(Extracted records)
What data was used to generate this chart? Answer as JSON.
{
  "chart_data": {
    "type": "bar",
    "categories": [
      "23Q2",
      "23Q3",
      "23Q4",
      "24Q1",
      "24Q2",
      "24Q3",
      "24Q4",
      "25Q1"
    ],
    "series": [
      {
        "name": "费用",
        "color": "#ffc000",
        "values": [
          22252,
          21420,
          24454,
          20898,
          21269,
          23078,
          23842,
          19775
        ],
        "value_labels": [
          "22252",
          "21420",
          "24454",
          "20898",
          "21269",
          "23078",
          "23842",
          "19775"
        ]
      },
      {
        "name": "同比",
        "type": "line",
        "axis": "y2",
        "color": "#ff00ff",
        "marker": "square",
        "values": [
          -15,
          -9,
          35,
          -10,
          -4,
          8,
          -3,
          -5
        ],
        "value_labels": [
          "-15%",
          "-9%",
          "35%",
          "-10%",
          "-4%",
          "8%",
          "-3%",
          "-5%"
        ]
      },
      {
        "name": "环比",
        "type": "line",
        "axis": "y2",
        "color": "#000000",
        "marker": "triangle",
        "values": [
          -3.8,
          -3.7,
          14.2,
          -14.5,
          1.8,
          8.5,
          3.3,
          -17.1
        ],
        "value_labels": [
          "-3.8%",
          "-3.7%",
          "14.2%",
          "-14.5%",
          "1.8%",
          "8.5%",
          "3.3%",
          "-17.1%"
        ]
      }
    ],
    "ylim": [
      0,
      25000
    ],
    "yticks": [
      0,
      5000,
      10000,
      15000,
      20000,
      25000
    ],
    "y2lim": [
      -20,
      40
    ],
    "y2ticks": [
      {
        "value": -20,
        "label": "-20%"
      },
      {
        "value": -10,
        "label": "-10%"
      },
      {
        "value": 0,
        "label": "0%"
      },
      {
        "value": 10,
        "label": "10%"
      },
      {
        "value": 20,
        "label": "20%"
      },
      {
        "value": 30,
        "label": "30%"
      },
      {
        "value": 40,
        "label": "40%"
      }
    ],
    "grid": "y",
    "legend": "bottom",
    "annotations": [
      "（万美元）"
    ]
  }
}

### Written exercise
Look over the material above and show each line where "color" appears.

### Written reply
        "color": "#ffc000",
        "color": "#ff00ff",
        "color": "#000000",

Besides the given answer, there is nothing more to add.